> **Problem details**: Give every line below again, exactly.

> **Supplied records**:
● ● ● ●
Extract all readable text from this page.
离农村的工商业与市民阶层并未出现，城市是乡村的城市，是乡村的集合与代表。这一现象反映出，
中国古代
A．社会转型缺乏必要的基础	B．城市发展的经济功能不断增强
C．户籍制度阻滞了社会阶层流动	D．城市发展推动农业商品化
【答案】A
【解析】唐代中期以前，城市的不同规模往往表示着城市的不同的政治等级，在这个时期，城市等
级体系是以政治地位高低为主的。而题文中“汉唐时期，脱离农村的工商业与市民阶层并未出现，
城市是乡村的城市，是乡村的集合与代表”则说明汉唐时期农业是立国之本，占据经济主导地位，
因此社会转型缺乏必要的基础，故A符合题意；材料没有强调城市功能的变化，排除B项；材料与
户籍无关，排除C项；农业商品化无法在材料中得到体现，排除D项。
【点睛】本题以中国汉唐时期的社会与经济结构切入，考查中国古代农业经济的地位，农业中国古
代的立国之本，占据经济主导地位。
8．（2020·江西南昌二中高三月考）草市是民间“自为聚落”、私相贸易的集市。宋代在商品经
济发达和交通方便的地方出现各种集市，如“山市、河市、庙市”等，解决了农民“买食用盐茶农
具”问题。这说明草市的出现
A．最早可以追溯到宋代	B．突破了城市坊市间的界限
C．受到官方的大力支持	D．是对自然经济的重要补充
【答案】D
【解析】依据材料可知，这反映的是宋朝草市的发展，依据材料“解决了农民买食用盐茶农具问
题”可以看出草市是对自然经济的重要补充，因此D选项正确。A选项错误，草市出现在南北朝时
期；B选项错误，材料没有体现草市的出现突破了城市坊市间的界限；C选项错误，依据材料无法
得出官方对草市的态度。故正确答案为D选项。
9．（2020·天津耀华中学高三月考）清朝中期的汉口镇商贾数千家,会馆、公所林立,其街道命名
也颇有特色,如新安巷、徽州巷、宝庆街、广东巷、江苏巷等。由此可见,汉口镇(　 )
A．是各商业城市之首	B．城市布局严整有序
● ● ● ●
> **Response**:
Extract all readable text from this page.
离农村的工商业与市民阶层并未出现，城市是乡村的城市，是乡村的集合与代表。这一现象反映出，
中国古代
A．社会转型缺乏必要的基础	B．城市发展的经济功能不断增强
C．户籍制度阻滞了社会阶层流动	D．城市发展推动农业商品化
【答案】A
【解析】唐代中期以前，城市的不同规模往往表示着城市的不同的政治等级，在这个时期，城市等
级体系是以政治地位高低为主的。而题文中“汉唐时期，脱离农村的工商业与市民阶层并未出现，
城市是乡村的城市，是乡村的集合与代表”则说明汉唐时期农业是立国之本，占据经济主导地位，
因此社会转型缺乏必要的基础，故A符合题意；材料没有强调城市功能的变化，排除B项；材料与
户籍无关，排除C项；农业商品化无法在材料中得到体现，排除D项。
【点睛】本题以中国汉唐时期的社会与经济结构切入，考查中国古代农业经济的地位，农业中国古
代的立国之本，占据经济主导地位。
8．（2020·江西南昌二中高三月考）草市是民间“自为聚落”、私相贸易的集市。宋代在商品经
济发达和交通方便的地方出现各种集市，如“山市、河市、庙市”等，解决了农民“买食用盐茶农
具”问题。这说明草市的出现
A．最早可以追溯到宋代	B．突破了城市坊市间的界限
C．受到官方的大力支持	D．是对自然经济的重要补充
【答案】D
【解析】依据材料可知，这反映的是宋朝草市的发展，依据材料“解决了农民买食用盐茶农具问
题”可以看出草市是对自然经济的重要补充，因此D选项正确。A选项错误，草市出现在南北朝时
期；B选项错误，材料没有体现草市的出现突破了城市坊市间的界限；C选项错误，依据材料无法
得出官方对草市的态度。故正确答案为D选项。
9．（2020·天津耀华中学高三月考）清朝中期的汉口镇商贾数千家,会馆、公所林立,其街道命名
也颇有特色,如新安巷、徽州巷、宝庆街、广东巷、江苏巷等。由此可见,汉口镇(　 )
A．是各商业城市之首	B．城市布局严整有序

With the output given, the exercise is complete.